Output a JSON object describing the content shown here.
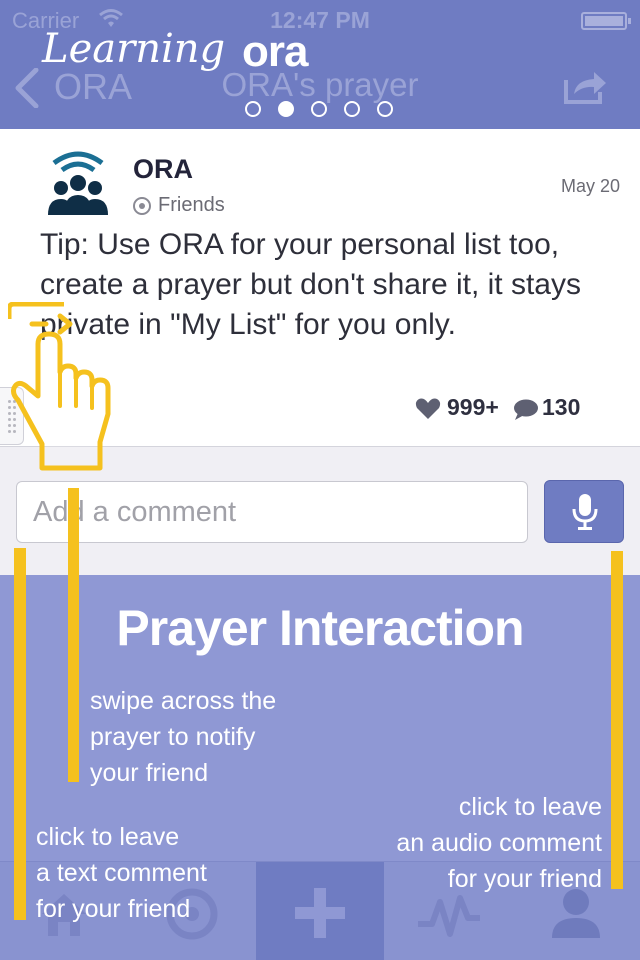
{
  "status_bar": {
    "carrier": "Carrier",
    "time": "12:47 PM"
  },
  "brand": {
    "script": "Learning",
    "bold": "ora"
  },
  "nav": {
    "back_label": "ORA",
    "title": "ORA's prayer",
    "page_count": 5,
    "active_page": 2
  },
  "post": {
    "author": "ORA",
    "audience": "Friends",
    "date": "May 20",
    "body": "Tip: Use ORA for your personal list too, create a prayer but don't share it, it stays private in \"My List\" for you only.",
    "likes": "999+",
    "comments": "130"
  },
  "comment_box": {
    "placeholder": "Add a comment"
  },
  "tutorial": {
    "title": "Prayer Interaction",
    "swipe_note": "swipe across the\nprayer to notify\nyour friend",
    "text_note": "click to leave\na text comment\nfor your friend",
    "audio_note": "click to leave\nan audio comment\nfor your friend"
  },
  "tabbar": {
    "items": [
      "home-icon",
      "target-icon",
      "plus-icon",
      "activity-icon",
      "profile-icon"
    ],
    "active_index": 2
  },
  "colors": {
    "brand": "#6f7cc2",
    "overlay": "#8f98d4",
    "guide": "#f5c11e"
  }
}
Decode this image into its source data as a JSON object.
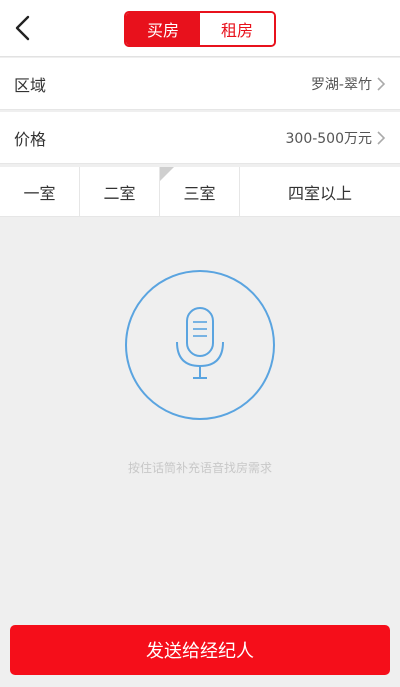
{
  "header": {
    "back_icon": "chevron-left-icon",
    "tabs": [
      {
        "label": "买房",
        "active": true
      },
      {
        "label": "租房",
        "active": false
      }
    ]
  },
  "filters": {
    "area": {
      "label": "区域",
      "value": "罗湖-翠竹"
    },
    "price": {
      "label": "价格",
      "value": "300-500万元"
    }
  },
  "rooms": [
    {
      "label": "一室"
    },
    {
      "label": "二室"
    },
    {
      "label": "三室"
    },
    {
      "label": "四室以上"
    }
  ],
  "voice": {
    "icon": "microphone-icon",
    "hint": "按住话筒补充语音找房需求"
  },
  "send_button": "发送给经纪人",
  "colors": {
    "accent": "#e8111c",
    "mic_blue": "#5aa4e0",
    "background": "#efefef"
  }
}
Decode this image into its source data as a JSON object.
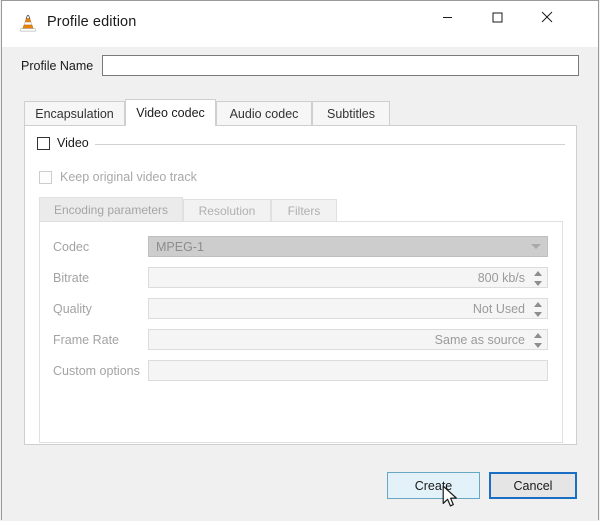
{
  "window": {
    "title": "Profile edition",
    "app_icon": "vlc-cone-icon",
    "controls": {
      "minimize": "minimize-icon",
      "maximize": "maximize-icon",
      "close": "close-icon"
    }
  },
  "profile": {
    "label": "Profile Name",
    "value": "",
    "placeholder": ""
  },
  "tabs": [
    {
      "label": "Encapsulation",
      "selected": false
    },
    {
      "label": "Video codec",
      "selected": true
    },
    {
      "label": "Audio codec",
      "selected": false
    },
    {
      "label": "Subtitles",
      "selected": false
    }
  ],
  "video_group": {
    "label": "Video",
    "checked": false,
    "enabled": true,
    "keep_original": {
      "label": "Keep original video track",
      "checked": false,
      "enabled": false
    }
  },
  "inner_tabs": [
    {
      "label": "Encoding parameters",
      "selected": true
    },
    {
      "label": "Resolution",
      "selected": false
    },
    {
      "label": "Filters",
      "selected": false
    }
  ],
  "encoding": {
    "codec": {
      "label": "Codec",
      "value": "MPEG-1",
      "type": "combobox",
      "enabled": false
    },
    "bitrate": {
      "label": "Bitrate",
      "value": "800 kb/s",
      "type": "spinbox",
      "enabled": false
    },
    "quality": {
      "label": "Quality",
      "value": "Not Used",
      "type": "spinbox",
      "enabled": false
    },
    "frame_rate": {
      "label": "Frame Rate",
      "value": "Same as source",
      "type": "spinbox",
      "enabled": false
    },
    "custom_options": {
      "label": "Custom options",
      "value": "",
      "type": "lineedit",
      "enabled": false
    }
  },
  "footer": {
    "create_label": "Create",
    "cancel_label": "Cancel"
  },
  "colors": {
    "accent_focus": "#1a6fc4",
    "hover_fill": "#e3f1f9",
    "hover_border": "#69a8c4",
    "disabled_text": "#a3a3a3",
    "window_bg": "#f0f0f0",
    "panel_bg": "#ffffff",
    "vlc_orange": "#e8820c"
  }
}
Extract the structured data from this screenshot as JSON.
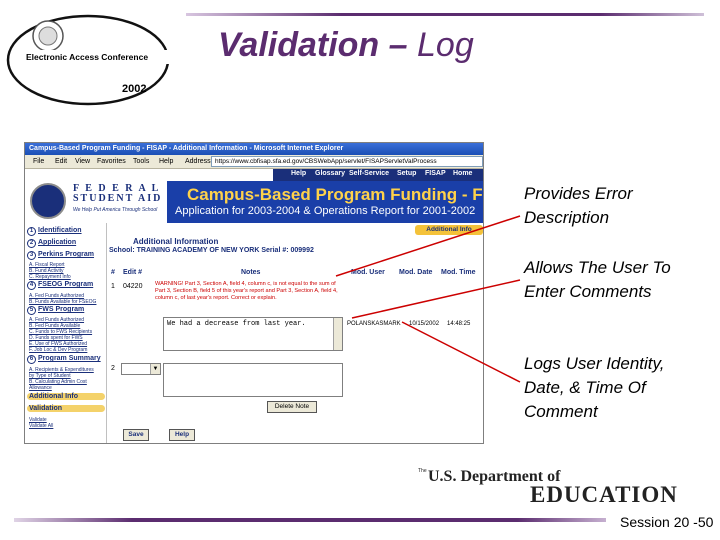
{
  "slide": {
    "title_part1": "Validation – ",
    "title_part2": "Log",
    "logo_text": "Electronic Access Conference",
    "logo_year": "2002",
    "session": "Session 20 -50",
    "footer_logo_the": "The",
    "footer_logo_line1": "U.S. Department of",
    "footer_logo_line2": "EDUCATION"
  },
  "callouts": [
    {
      "text": "Provides Error\nDescription"
    },
    {
      "text": "Allows The User To\nEnter Comments"
    },
    {
      "text": "Logs User Identity,\nDate, & Time Of\nComment"
    }
  ],
  "browser": {
    "window_title": "Campus-Based Program Funding - FISAP - Additional Information - Microsoft Internet Explorer",
    "menu": [
      "File",
      "Edit",
      "View",
      "Favorites",
      "Tools",
      "Help"
    ],
    "address_label": "Address",
    "address_url": "https://www.cbfisap.sfa.ed.gov/CBSWebApp/servlet/FISAPServletValProcess"
  },
  "site": {
    "nav": [
      "Help",
      "Glossary",
      "Self-Service",
      "Setup",
      "FISAP",
      "Home"
    ],
    "fsa_line1": "F E D E R A L",
    "fsa_line2": "STUDENT AID",
    "fsa_tagline": "We Help Put America Through School",
    "banner_title": "Campus-Based Program Funding - FISAP",
    "banner_subtitle": "Application for 2003-2004 & Operations Report for 2001-2002"
  },
  "sidebar": {
    "sections": [
      {
        "num": "1",
        "label": "Identification"
      },
      {
        "num": "2",
        "label": "Application"
      },
      {
        "num": "3",
        "label": "Perkins Program"
      },
      {
        "num": "4",
        "label": "FSEOG Program"
      },
      {
        "num": "5",
        "label": "FWS Program"
      },
      {
        "num": "6",
        "label": "Program Summary"
      }
    ],
    "perkins_items": [
      "A. Fiscal Report",
      "B. Fund Activity",
      "C. Repayment Info"
    ],
    "fseog_items": [
      "A. Fed Funds Authorized",
      "B. Funds Available for FSEOG"
    ],
    "fws_items": [
      "A. Fed Funds Authorized",
      "B. Fed Funds Available",
      "C. Funds to FWS Recipients",
      "D. Funds spent for FWS",
      "E. Use of FWS Authorized",
      "F. Job Loc & Dev Program"
    ],
    "summary_items": [
      "A. Recipients & Expenditures",
      "by Type of Student",
      "B. Calculating Admin Cost",
      "Allowance"
    ],
    "additional_info": "Additional Info",
    "validation": "Validation",
    "validation_items": [
      "Validate",
      "Validate All"
    ]
  },
  "main": {
    "tab": "Additional Info",
    "form_title": "Additional Information",
    "school": "School: TRAINING ACADEMY OF NEW YORK   Serial #: 009992",
    "columns": {
      "num": "#",
      "edit": "Edit #",
      "notes": "Notes",
      "mod_user": "Mod. User",
      "mod_date": "Mod. Date",
      "mod_time": "Mod. Time"
    },
    "row1": {
      "num": "1",
      "edit": "04220",
      "warning": "WARNING! Part 3, Section A, field 4, column c, is not equal to the sum of Part 3, Section B, field 5 of this year's report and Part 3, Section A, field 4, column c, of last year's report. Correct or explain.",
      "comment": "We had a decrease from last year.",
      "mod_user": "POLANSKASMARK",
      "mod_date": "10/15/2002",
      "mod_time": "14:48:25"
    },
    "row2": {
      "num": "2"
    },
    "delete_label": "Delete Note",
    "save_label": "Save",
    "help_label": "Help"
  }
}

* [PROMPT] Repeat each entry exactly as given; no pictures belong in the copy.

* [EXERCISE OUTPUT]
Output a JSON object describing the content shown here.
{
  "status_bar": {
    "carrier": "Carrier",
    "time": "12:47 PM"
  },
  "brand": {
    "script": "Learning",
    "bold": "ora"
  },
  "nav": {
    "back_label": "ORA",
    "title": "ORA's prayer",
    "page_count": 5,
    "active_page": 2
  },
  "post": {
    "author": "ORA",
    "audience": "Friends",
    "date": "May 20",
    "body": "Tip: Use ORA for your personal list too, create a prayer but don't share it, it stays private in \"My List\" for you only.",
    "likes": "999+",
    "comments": "130"
  },
  "comment_box": {
    "placeholder": "Add a comment"
  },
  "tutorial": {
    "title": "Prayer Interaction",
    "swipe_note": "swipe across the\nprayer to notify\nyour friend",
    "text_note": "click to leave\na text comment\nfor your friend",
    "audio_note": "click to leave\nan audio comment\nfor your friend"
  },
  "tabbar": {
    "items": [
      "home-icon",
      "target-icon",
      "plus-icon",
      "activity-icon",
      "profile-icon"
    ],
    "active_index": 2
  },
  "colors": {
    "brand": "#6f7cc2",
    "overlay": "#8f98d4",
    "guide": "#f5c11e"
  }
}
Decode this image into its source data as a JSON object.
{
  "header": {
    "back_icon": "chevron-left-icon",
    "tabs": [
      {
        "label": "买房",
        "active": true
      },
      {
        "label": "租房",
        "active": false
      }
    ]
  },
  "filters": {
    "area": {
      "label": "区域",
      "value": "罗湖-翠竹"
    },
    "price": {
      "label": "价格",
      "value": "300-500万元"
    }
  },
  "rooms": [
    {
      "label": "一室"
    },
    {
      "label": "二室"
    },
    {
      "label": "三室"
    },
    {
      "label": "四室以上"
    }
  ],
  "voice": {
    "icon": "microphone-icon",
    "hint": "按住话筒补充语音找房需求"
  },
  "send_button": "发送给经纪人",
  "colors": {
    "accent": "#e8111c",
    "mic_blue": "#5aa4e0",
    "background": "#efefef"
  }
}
Decode this image into its source data as a JSON object.
{
  "window": {
    "title": "Profile edition",
    "app_icon": "vlc-cone-icon",
    "controls": {
      "minimize": "minimize-icon",
      "maximize": "maximize-icon",
      "close": "close-icon"
    }
  },
  "profile": {
    "label": "Profile Name",
    "value": "",
    "placeholder": ""
  },
  "tabs": [
    {
      "label": "Encapsulation",
      "selected": false
    },
    {
      "label": "Video codec",
      "selected": true
    },
    {
      "label": "Audio codec",
      "selected": false
    },
    {
      "label": "Subtitles",
      "selected": false
    }
  ],
  "video_group": {
    "label": "Video",
    "checked": false,
    "enabled": true,
    "keep_original": {
      "label": "Keep original video track",
      "checked": false,
      "enabled": false
    }
  },
  "inner_tabs": [
    {
      "label": "Encoding parameters",
      "selected": true
    },
    {
      "label": "Resolution",
      "selected": false
    },
    {
      "label": "Filters",
      "selected": false
    }
  ],
  "encoding": {
    "codec": {
      "label": "Codec",
      "value": "MPEG-1",
      "type": "combobox",
      "enabled": false
    },
    "bitrate": {
      "label": "Bitrate",
      "value": "800 kb/s",
      "type": "spinbox",
      "enabled": false
    },
    "quality": {
      "label": "Quality",
      "value": "Not Used",
      "type": "spinbox",
      "enabled": false
    },
    "frame_rate": {
      "label": "Frame Rate",
      "value": "Same as source",
      "type": "spinbox",
      "enabled": false
    },
    "custom_options": {
      "label": "Custom options",
      "value": "",
      "type": "lineedit",
      "enabled": false
    }
  },
  "footer": {
    "create_label": "Create",
    "cancel_label": "Cancel"
  },
  "colors": {
    "accent_focus": "#1a6fc4",
    "hover_fill": "#e3f1f9",
    "hover_border": "#69a8c4",
    "disabled_text": "#a3a3a3",
    "window_bg": "#f0f0f0",
    "panel_bg": "#ffffff",
    "vlc_orange": "#e8820c"
  }
}
Extract the structured data from this screenshot as JSON.
{
  "slide": {
    "title_part1": "Validation – ",
    "title_part2": "Log",
    "logo_text": "Electronic Access Conference",
    "logo_year": "2002",
    "session": "Session 20 -50",
    "footer_logo_the": "The",
    "footer_logo_line1": "U.S. Department of",
    "footer_logo_line2": "EDUCATION"
  },
  "callouts": [
    {
      "text": "Provides Error\nDescription"
    },
    {
      "text": "Allows The User To\nEnter Comments"
    },
    {
      "text": "Logs User Identity,\nDate, & Time Of\nComment"
    }
  ],
  "browser": {
    "window_title": "Campus-Based Program Funding - FISAP - Additional Information - Microsoft Internet Explorer",
    "menu": [
      "File",
      "Edit",
      "View",
      "Favorites",
      "Tools",
      "Help"
    ],
    "address_label": "Address",
    "address_url": "https://www.cbfisap.sfa.ed.gov/CBSWebApp/servlet/FISAPServletValProcess"
  },
  "site": {
    "nav": [
      "Help",
      "Glossary",
      "Self-Service",
      "Setup",
      "FISAP",
      "Home"
    ],
    "fsa_line1": "F E D E R A L",
    "fsa_line2": "STUDENT AID",
    "fsa_tagline": "We Help Put America Through School",
    "banner_title": "Campus-Based Program Funding - FISAP",
    "banner_subtitle": "Application for 2003-2004 & Operations Report for 2001-2002"
  },
  "sidebar": {
    "sections": [
      {
        "num": "1",
        "label": "Identification"
      },
      {
        "num": "2",
        "label": "Application"
      },
      {
        "num": "3",
        "label": "Perkins Program"
      },
      {
        "num": "4",
        "label": "FSEOG Program"
      },
      {
        "num": "5",
        "label": "FWS Program"
      },
      {
        "num": "6",
        "label": "Program Summary"
      }
    ],
    "perkins_items": [
      "A. Fiscal Report",
      "B. Fund Activity",
      "C. Repayment Info"
    ],
    "fseog_items": [
      "A. Fed Funds Authorized",
      "B. Funds Available for FSEOG"
    ],
    "fws_items": [
      "A. Fed Funds Authorized",
      "B. Fed Funds Available",
      "C. Funds to FWS Recipients",
      "D. Funds spent for FWS",
      "E. Use of FWS Authorized",
      "F. Job Loc & Dev Program"
    ],
    "summary_items": [
      "A. Recipients & Expenditures",
      "by Type of Student",
      "B. Calculating Admin Cost",
      "Allowance"
    ],
    "additional_info": "Additional Info",
    "validation": "Validation",
    "validation_items": [
      "Validate",
      "Validate All"
    ]
  },
  "main": {
    "tab": "Additional Info",
    "form_title": "Additional Information",
    "school": "School: TRAINING ACADEMY OF NEW YORK   Serial #: 009992",
    "columns": {
      "num": "#",
      "edit": "Edit #",
      "notes": "Notes",
      "mod_user": "Mod. User",
      "mod_date": "Mod. Date",
      "mod_time": "Mod. Time"
    },
    "row1": {
      "num": "1",
      "edit": "04220",
      "warning": "WARNING! Part 3, Section A, field 4, column c, is not equal to the sum of Part 3, Section B, field 5 of this year's report and Part 3, Section A, field 4, column c, of last year's report. Correct or explain.",
      "comment": "We had a decrease from last year.",
      "mod_user": "POLANSKASMARK",
      "mod_date": "10/15/2002",
      "mod_time": "14:48:25"
    },
    "row2": {
      "num": "2"
    },
    "delete_label": "Delete Note",
    "save_label": "Save",
    "help_label": "Help"
  }
}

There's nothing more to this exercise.